_Aim_.
Gather up all lines that carry the word "tagline".
BEGIN Task input
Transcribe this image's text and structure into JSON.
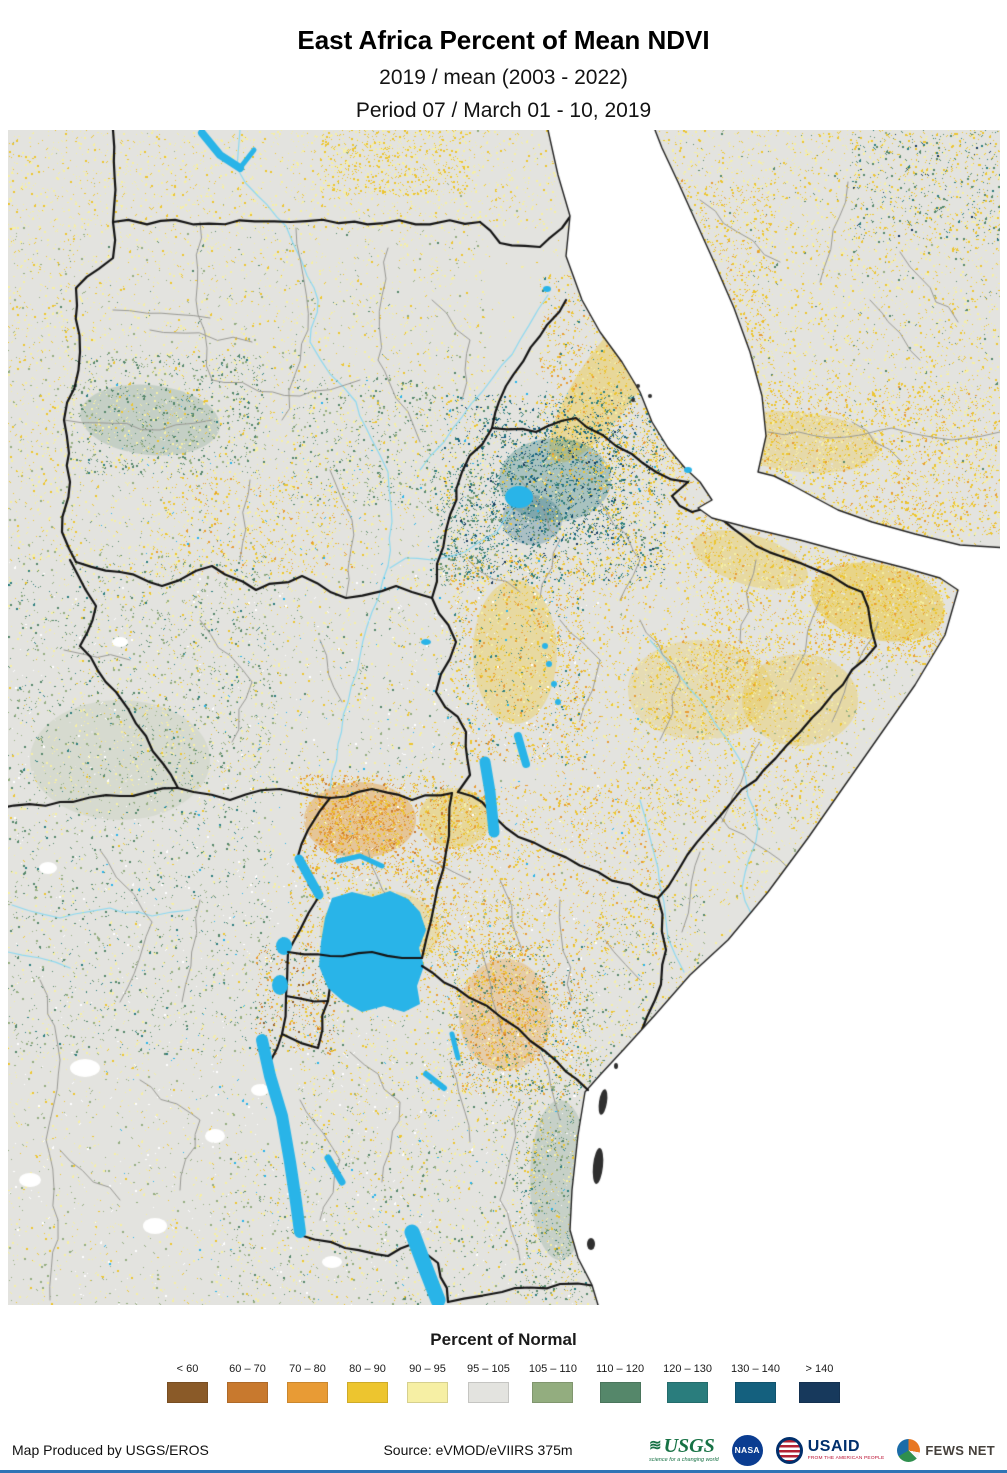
{
  "header": {
    "title": "East Africa Percent of Mean NDVI",
    "subtitle1": "2019 / mean (2003 - 2022)",
    "subtitle2": "Period 07 / March 01 - 10, 2019"
  },
  "legend": {
    "title": "Percent of Normal",
    "classes": [
      {
        "label": "< 60",
        "color": "#8a5a28"
      },
      {
        "label": "60 – 70",
        "color": "#c8792e"
      },
      {
        "label": "70 – 80",
        "color": "#e89b35"
      },
      {
        "label": "80 – 90",
        "color": "#edc52f"
      },
      {
        "label": "90 – 95",
        "color": "#f6efa4"
      },
      {
        "label": "95 – 105",
        "color": "#e3e3df"
      },
      {
        "label": "105 – 110",
        "color": "#93ad7f"
      },
      {
        "label": "110 – 120",
        "color": "#55876a"
      },
      {
        "label": "120 – 130",
        "color": "#2a7d7d"
      },
      {
        "label": "130 – 140",
        "color": "#14607e"
      },
      {
        "label": "> 140",
        "color": "#17395c"
      }
    ]
  },
  "map": {
    "ocean_color": "#ffffff",
    "land_color": "#e3e3df",
    "lake_color": "#29b4e8",
    "river_color": "#8ed9f0",
    "country_border_color": "#141414",
    "admin_border_color": "#9a9a95",
    "coast_color": "#222222"
  },
  "footer": {
    "produced_by": "Map Produced by USGS/EROS",
    "source": "Source: eVMOD/eVIIRS 375m",
    "logos": {
      "usgs": {
        "name": "USGS",
        "tagline": "science for a changing world"
      },
      "nasa": {
        "name": "NASA"
      },
      "usaid": {
        "name": "USAID",
        "tagline": "FROM THE AMERICAN PEOPLE"
      },
      "fews": {
        "name": "FEWS NET"
      }
    }
  }
}
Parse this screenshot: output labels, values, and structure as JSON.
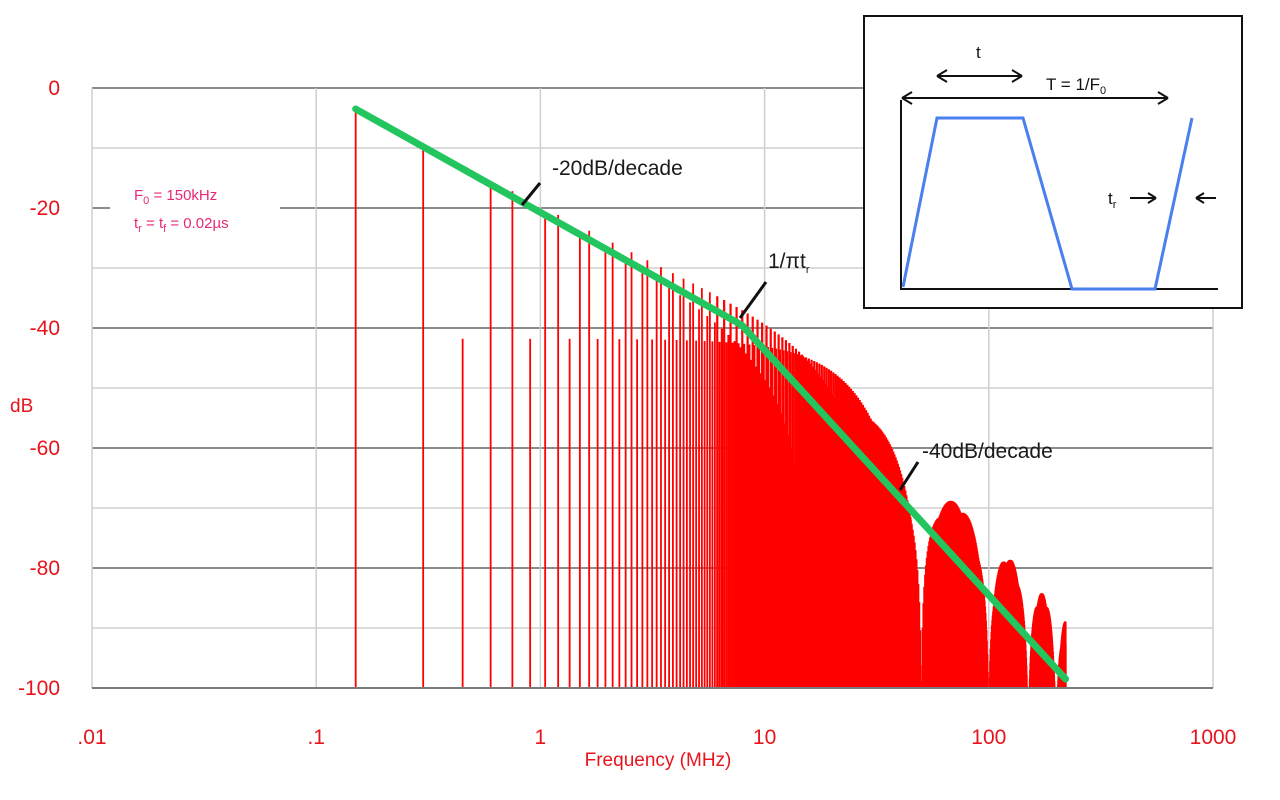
{
  "chart_data": {
    "type": "bar",
    "xlabel": "Frequency (MHz)",
    "ylabel": "dB",
    "xscale": "log",
    "xlim": [
      0.01,
      1000
    ],
    "ylim": [
      -100,
      0
    ],
    "xticks": [
      ".01",
      ".1",
      "1",
      "10",
      "100",
      "1000"
    ],
    "yticks": [
      "0",
      "-20",
      "-40",
      "-60",
      "-80",
      "-100"
    ],
    "grid": true,
    "params": {
      "f0": {
        "main": "F",
        "sub": "0",
        "rest": " = 150kHz"
      },
      "tr": {
        "t1": "t",
        "s1": "r",
        "mid": " = t",
        "s2": "f",
        "rest": " = 0.02µs"
      }
    },
    "spectrum": {
      "f0_mhz": 0.15,
      "duty": 0.33,
      "rise_us": 0.02,
      "color": "#ff0000",
      "max_freq_mhz": 220
    },
    "envelope": {
      "color": "#22c55e",
      "points": [
        [
          0.15,
          -3.5
        ],
        [
          7.9,
          -39.5
        ],
        [
          220,
          -98.5
        ]
      ]
    },
    "annotations": {
      "slope1": "-20dB/decade",
      "corner": {
        "main": "1/πt",
        "sub": "r"
      },
      "slope2": "-40dB/decade"
    },
    "inset": {
      "t_label": "t",
      "period": {
        "main": "T = 1/F",
        "sub": "0"
      },
      "tr": {
        "main": "t",
        "sub": "r"
      },
      "wave_color": "#4a7ff0"
    }
  }
}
END Task input
_Task response_.
        "tagline": "science for a changing world"
        "tagline": "FROM THE AMERICAN PEOPLE"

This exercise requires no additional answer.